| Exercise task |
Every line with the string "issues" should be gathered.

| Entries supplied |
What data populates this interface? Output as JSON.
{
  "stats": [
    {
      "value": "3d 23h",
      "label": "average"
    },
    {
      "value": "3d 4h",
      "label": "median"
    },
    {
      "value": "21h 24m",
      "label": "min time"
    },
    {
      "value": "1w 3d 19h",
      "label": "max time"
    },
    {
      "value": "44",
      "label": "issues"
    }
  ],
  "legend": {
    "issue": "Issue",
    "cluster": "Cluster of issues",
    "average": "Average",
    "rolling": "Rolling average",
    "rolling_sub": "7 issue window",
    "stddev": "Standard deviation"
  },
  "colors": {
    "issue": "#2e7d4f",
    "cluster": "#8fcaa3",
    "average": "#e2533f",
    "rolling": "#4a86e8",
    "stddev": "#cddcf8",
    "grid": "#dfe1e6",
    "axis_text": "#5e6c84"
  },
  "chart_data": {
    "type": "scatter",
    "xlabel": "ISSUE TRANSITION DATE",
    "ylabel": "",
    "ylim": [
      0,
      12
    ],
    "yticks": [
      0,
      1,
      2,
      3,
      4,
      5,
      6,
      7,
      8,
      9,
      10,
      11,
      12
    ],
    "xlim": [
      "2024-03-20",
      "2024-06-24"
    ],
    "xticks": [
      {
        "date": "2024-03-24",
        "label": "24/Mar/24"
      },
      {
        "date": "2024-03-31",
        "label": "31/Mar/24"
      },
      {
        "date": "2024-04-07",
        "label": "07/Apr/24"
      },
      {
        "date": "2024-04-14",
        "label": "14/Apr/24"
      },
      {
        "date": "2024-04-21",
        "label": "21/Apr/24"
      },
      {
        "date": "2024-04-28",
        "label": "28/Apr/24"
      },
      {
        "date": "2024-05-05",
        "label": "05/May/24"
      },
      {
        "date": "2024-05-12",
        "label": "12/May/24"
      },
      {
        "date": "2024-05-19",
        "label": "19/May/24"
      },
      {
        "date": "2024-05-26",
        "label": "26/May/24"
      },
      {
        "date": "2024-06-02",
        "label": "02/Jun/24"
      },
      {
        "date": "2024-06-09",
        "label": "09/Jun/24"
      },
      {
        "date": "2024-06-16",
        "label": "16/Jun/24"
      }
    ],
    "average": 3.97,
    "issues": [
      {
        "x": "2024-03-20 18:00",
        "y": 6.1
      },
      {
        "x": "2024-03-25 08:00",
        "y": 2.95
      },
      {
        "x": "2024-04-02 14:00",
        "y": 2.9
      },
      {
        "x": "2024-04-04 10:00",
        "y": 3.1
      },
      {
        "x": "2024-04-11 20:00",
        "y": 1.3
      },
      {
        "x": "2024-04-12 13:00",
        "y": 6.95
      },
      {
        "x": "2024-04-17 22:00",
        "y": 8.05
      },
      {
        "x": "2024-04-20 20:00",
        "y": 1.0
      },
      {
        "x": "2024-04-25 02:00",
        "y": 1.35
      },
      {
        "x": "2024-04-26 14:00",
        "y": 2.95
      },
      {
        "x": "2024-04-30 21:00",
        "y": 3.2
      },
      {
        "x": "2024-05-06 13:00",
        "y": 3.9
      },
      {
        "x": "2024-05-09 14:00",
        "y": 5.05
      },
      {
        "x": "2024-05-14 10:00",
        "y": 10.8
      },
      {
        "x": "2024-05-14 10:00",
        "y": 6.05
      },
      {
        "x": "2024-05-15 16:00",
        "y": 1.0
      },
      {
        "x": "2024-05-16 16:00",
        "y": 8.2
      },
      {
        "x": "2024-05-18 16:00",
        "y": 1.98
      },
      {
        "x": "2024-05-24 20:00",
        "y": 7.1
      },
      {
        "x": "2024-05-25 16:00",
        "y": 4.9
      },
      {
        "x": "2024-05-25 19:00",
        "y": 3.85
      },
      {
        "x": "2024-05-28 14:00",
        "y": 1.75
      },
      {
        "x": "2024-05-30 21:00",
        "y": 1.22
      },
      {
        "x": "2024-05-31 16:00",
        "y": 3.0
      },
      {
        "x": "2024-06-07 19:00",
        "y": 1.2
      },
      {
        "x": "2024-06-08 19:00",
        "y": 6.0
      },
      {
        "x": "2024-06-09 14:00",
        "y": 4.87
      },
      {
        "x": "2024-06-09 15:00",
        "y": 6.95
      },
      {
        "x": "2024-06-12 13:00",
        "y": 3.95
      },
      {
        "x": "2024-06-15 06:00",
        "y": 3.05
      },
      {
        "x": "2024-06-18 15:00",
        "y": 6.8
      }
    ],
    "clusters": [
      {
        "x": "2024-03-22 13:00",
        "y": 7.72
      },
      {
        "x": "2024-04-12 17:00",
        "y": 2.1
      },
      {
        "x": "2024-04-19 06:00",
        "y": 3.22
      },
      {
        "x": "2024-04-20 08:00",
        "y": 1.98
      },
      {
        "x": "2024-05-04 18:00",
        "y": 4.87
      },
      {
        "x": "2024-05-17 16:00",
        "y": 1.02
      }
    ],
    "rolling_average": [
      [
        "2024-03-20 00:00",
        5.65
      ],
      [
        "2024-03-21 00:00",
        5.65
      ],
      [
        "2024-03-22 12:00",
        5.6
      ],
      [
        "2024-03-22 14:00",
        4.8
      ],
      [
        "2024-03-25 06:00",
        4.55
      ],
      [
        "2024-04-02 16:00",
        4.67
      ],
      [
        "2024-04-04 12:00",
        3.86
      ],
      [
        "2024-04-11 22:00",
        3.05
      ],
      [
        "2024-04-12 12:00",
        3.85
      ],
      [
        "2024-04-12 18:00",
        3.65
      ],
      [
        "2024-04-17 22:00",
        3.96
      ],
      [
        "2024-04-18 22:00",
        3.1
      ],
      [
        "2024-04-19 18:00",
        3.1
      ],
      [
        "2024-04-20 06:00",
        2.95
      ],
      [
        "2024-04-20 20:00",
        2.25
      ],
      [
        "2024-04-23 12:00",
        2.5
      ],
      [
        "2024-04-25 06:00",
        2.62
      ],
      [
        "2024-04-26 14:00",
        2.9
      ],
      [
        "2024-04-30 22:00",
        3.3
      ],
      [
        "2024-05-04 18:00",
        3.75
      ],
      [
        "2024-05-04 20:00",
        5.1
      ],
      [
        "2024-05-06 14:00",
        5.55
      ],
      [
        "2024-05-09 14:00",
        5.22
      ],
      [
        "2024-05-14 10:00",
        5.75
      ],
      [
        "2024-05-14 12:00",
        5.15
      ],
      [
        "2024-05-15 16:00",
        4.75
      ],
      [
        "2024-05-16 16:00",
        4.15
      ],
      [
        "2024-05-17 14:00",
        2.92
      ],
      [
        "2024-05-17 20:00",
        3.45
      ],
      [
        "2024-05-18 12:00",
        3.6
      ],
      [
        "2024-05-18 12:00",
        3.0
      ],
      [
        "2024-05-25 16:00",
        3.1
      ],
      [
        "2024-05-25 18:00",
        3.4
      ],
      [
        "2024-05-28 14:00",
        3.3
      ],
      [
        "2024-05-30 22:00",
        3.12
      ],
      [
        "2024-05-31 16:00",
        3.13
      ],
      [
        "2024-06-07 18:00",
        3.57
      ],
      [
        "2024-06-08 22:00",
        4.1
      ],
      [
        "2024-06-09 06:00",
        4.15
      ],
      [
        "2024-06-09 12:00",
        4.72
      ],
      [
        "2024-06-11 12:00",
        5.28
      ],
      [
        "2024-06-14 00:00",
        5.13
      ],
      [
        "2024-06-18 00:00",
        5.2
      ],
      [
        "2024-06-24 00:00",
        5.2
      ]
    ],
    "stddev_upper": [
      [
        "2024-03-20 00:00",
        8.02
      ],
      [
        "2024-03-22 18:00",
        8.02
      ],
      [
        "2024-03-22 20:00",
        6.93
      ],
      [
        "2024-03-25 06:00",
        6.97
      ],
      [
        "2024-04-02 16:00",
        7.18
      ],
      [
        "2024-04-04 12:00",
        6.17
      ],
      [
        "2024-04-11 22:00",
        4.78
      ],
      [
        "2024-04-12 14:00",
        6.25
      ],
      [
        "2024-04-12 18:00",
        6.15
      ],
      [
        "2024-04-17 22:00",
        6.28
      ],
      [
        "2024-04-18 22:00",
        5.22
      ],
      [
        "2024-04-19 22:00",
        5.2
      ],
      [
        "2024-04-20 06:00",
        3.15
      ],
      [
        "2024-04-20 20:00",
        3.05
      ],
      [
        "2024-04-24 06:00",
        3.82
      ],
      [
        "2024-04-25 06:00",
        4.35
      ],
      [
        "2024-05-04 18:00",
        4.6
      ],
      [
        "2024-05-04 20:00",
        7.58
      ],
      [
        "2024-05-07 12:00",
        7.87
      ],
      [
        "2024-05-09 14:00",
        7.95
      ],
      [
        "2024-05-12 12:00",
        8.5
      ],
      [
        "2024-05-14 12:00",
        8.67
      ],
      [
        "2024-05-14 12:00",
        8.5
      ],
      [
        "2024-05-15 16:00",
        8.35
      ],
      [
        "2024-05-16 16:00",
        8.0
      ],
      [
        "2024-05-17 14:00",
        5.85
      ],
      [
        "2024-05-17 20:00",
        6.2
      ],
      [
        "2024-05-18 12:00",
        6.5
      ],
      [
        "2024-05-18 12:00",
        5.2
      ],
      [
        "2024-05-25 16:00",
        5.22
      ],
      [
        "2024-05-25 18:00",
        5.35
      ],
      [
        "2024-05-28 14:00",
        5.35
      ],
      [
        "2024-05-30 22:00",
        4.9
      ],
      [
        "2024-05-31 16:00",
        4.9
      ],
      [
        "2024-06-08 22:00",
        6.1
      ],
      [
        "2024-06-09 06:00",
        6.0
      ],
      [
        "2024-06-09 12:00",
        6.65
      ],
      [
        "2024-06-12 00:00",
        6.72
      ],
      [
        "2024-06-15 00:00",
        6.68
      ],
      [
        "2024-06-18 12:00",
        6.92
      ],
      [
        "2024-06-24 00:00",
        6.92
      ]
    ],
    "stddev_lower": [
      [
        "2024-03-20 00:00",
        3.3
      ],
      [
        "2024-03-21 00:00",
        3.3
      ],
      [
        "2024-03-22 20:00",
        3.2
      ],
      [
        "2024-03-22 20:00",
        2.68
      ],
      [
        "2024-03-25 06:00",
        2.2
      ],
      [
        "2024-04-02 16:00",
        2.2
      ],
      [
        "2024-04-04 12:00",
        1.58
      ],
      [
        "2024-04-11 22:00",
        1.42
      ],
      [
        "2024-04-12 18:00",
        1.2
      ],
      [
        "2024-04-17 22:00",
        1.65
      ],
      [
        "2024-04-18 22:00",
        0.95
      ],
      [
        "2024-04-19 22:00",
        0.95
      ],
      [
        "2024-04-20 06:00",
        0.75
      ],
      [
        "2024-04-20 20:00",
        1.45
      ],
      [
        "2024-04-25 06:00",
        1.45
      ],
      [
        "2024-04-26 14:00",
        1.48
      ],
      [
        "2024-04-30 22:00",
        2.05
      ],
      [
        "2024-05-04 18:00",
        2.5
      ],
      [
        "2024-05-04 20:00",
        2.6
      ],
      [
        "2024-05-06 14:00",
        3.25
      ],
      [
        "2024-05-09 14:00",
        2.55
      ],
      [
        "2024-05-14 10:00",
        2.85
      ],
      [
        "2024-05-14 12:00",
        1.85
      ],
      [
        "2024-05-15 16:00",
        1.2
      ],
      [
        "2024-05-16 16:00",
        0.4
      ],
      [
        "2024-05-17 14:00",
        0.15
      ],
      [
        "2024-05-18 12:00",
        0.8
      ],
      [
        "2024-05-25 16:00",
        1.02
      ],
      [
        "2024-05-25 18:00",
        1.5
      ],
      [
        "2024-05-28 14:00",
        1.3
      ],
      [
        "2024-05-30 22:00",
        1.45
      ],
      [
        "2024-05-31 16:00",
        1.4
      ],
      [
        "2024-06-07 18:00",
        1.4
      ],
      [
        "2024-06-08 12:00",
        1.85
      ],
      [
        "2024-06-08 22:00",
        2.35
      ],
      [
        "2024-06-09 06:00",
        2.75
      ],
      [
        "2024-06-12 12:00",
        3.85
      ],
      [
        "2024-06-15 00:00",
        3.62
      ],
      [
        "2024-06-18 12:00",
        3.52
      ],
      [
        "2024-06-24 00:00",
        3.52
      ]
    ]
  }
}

| Reply |
      "label": "issues"
    "cluster": "Cluster of issues",
    "issues": [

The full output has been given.